§ **Written exercise**
Write out every line of the material exactly as it appears.

— begin Records shown —

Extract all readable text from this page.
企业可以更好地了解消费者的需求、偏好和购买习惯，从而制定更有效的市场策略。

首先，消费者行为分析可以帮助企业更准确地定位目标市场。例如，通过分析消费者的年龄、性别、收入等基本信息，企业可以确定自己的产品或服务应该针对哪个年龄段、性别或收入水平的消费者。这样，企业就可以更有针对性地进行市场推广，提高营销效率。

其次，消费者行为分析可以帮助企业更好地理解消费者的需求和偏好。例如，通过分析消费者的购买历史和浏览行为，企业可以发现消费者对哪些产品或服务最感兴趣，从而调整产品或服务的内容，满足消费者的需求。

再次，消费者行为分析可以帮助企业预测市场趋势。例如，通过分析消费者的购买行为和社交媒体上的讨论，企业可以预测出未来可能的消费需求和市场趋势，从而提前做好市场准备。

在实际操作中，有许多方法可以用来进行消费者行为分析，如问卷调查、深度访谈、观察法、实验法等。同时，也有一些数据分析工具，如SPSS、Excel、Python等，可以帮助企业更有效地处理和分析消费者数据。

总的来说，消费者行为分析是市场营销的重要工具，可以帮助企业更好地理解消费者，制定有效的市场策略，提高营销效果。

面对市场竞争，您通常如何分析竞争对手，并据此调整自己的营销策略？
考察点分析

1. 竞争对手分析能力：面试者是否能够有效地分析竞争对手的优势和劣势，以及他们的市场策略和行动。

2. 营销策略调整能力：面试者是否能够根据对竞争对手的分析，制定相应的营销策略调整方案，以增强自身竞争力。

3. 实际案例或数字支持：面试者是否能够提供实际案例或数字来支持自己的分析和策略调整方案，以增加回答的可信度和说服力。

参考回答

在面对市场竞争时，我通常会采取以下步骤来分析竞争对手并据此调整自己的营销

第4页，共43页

— end Records shown —

§ **In response**
Extract all readable text from this page.
企业可以更好地了解消费者的需求、偏好和购买习惯，从而制定更有效的市场策略。

首先，消费者行为分析可以帮助企业更准确地定位目标市场。例如，通过分析消费者的年龄、性别、收入等基本信息，企业可以确定自己的产品或服务应该针对哪个年龄段、性别或收入水平的消费者。这样，企业就可以更有针对性地进行市场推广，提高营销效率。

其次，消费者行为分析可以帮助企业更好地理解消费者的需求和偏好。例如，通过分析消费者的购买历史和浏览行为，企业可以发现消费者对哪些产品或服务最感兴趣，从而调整产品或服务的内容，满足消费者的需求。

再次，消费者行为分析可以帮助企业预测市场趋势。例如，通过分析消费者的购买行为和社交媒体上的讨论，企业可以预测出未来可能的消费需求和市场趋势，从而提前做好市场准备。

在实际操作中，有许多方法可以用来进行消费者行为分析，如问卷调查、深度访谈、观察法、实验法等。同时，也有一些数据分析工具，如SPSS、Excel、Python等，可以帮助企业更有效地处理和分析消费者数据。

总的来说，消费者行为分析是市场营销的重要工具，可以帮助企业更好地理解消费者，制定有效的市场策略，提高营销效果。

面对市场竞争，您通常如何分析竞争对手，并据此调整自己的营销策略？
考察点分析

1. 竞争对手分析能力：面试者是否能够有效地分析竞争对手的优势和劣势，以及他们的市场策略和行动。

2. 营销策略调整能力：面试者是否能够根据对竞争对手的分析，制定相应的营销策略调整方案，以增强自身竞争力。

3. 实际案例或数字支持：面试者是否能够提供实际案例或数字来支持自己的分析和策略调整方案，以增加回答的可信度和说服力。

参考回答

在面对市场竞争时，我通常会采取以下步骤来分析竞争对手并据此调整自己的营销

第4页，共43页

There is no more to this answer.